• **WORK TO BE COMPLETED**
Leaving out the pictures, transcribe all of the records faithfully.

• **DATA TO USE**
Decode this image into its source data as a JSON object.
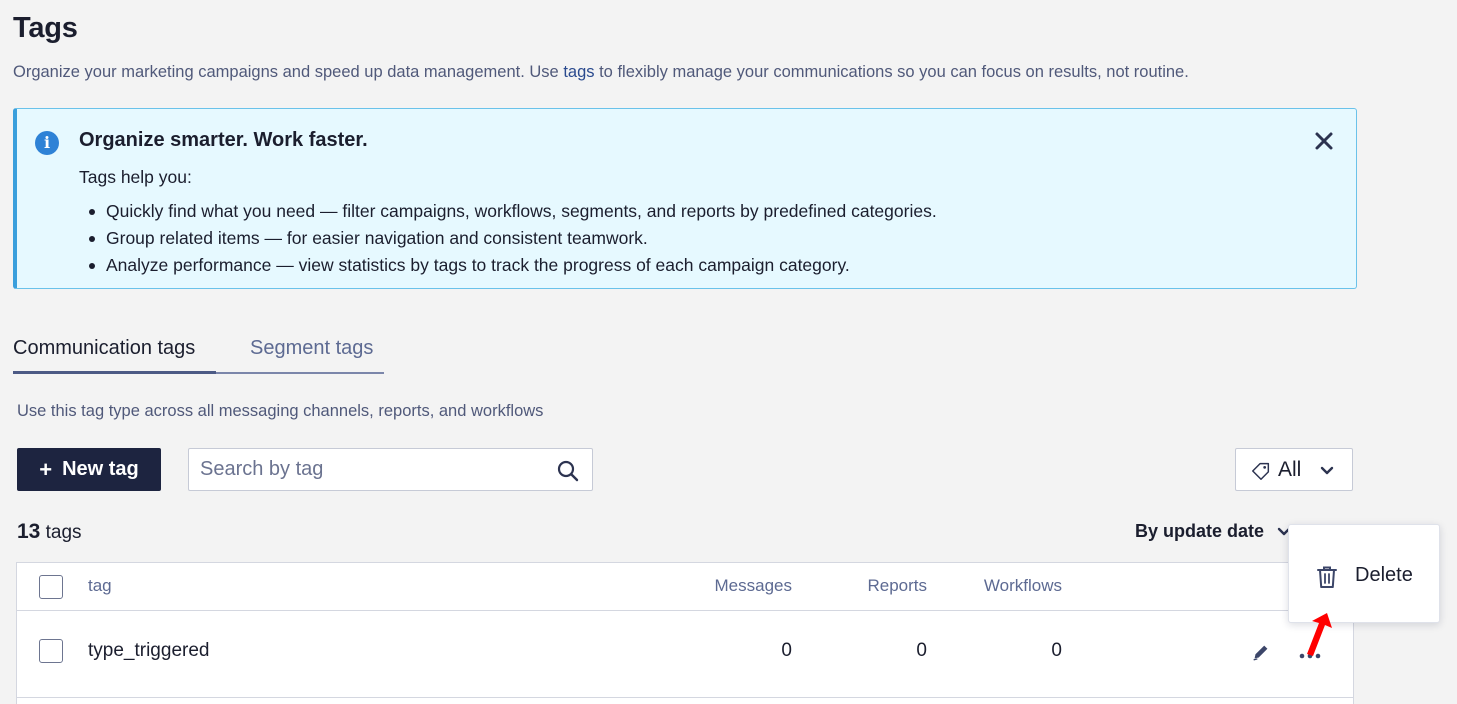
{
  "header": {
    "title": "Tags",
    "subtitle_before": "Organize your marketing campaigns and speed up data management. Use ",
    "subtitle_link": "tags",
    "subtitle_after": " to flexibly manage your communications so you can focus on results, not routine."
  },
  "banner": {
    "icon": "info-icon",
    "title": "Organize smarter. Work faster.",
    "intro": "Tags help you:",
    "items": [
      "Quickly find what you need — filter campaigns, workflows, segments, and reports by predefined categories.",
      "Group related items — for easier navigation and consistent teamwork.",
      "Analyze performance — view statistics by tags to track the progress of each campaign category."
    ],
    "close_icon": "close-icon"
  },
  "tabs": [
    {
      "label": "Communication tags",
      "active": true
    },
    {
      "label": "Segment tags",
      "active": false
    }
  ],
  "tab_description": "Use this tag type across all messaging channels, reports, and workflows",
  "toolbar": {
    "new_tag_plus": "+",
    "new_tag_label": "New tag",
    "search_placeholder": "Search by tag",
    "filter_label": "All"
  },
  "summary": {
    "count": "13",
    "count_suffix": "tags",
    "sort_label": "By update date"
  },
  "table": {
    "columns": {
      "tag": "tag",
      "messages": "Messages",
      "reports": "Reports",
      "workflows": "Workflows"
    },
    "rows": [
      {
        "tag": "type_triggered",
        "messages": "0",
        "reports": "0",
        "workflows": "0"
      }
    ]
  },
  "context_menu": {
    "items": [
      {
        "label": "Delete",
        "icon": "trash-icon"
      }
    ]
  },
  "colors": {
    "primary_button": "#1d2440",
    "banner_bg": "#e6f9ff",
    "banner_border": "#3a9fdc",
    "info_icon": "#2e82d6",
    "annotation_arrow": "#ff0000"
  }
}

• **ANSWER TO THIS EXERCISE**
Decode this image into its source data as a JSON object.
{
  "header": {
    "title": "Tags",
    "subtitle_before": "Organize your marketing campaigns and speed up data management. Use ",
    "subtitle_link": "tags",
    "subtitle_after": " to flexibly manage your communications so you can focus on results, not routine."
  },
  "banner": {
    "icon": "info-icon",
    "title": "Organize smarter. Work faster.",
    "intro": "Tags help you:",
    "items": [
      "Quickly find what you need — filter campaigns, workflows, segments, and reports by predefined categories.",
      "Group related items — for easier navigation and consistent teamwork.",
      "Analyze performance — view statistics by tags to track the progress of each campaign category."
    ],
    "close_icon": "close-icon"
  },
  "tabs": [
    {
      "label": "Communication tags",
      "active": true
    },
    {
      "label": "Segment tags",
      "active": false
    }
  ],
  "tab_description": "Use this tag type across all messaging channels, reports, and workflows",
  "toolbar": {
    "new_tag_plus": "+",
    "new_tag_label": "New tag",
    "search_placeholder": "Search by tag",
    "filter_label": "All"
  },
  "summary": {
    "count": "13",
    "count_suffix": "tags",
    "sort_label": "By update date"
  },
  "table": {
    "columns": {
      "tag": "tag",
      "messages": "Messages",
      "reports": "Reports",
      "workflows": "Workflows"
    },
    "rows": [
      {
        "tag": "type_triggered",
        "messages": "0",
        "reports": "0",
        "workflows": "0"
      }
    ]
  },
  "context_menu": {
    "items": [
      {
        "label": "Delete",
        "icon": "trash-icon"
      }
    ]
  },
  "colors": {
    "primary_button": "#1d2440",
    "banner_bg": "#e6f9ff",
    "banner_border": "#3a9fdc",
    "info_icon": "#2e82d6",
    "annotation_arrow": "#ff0000"
  }
}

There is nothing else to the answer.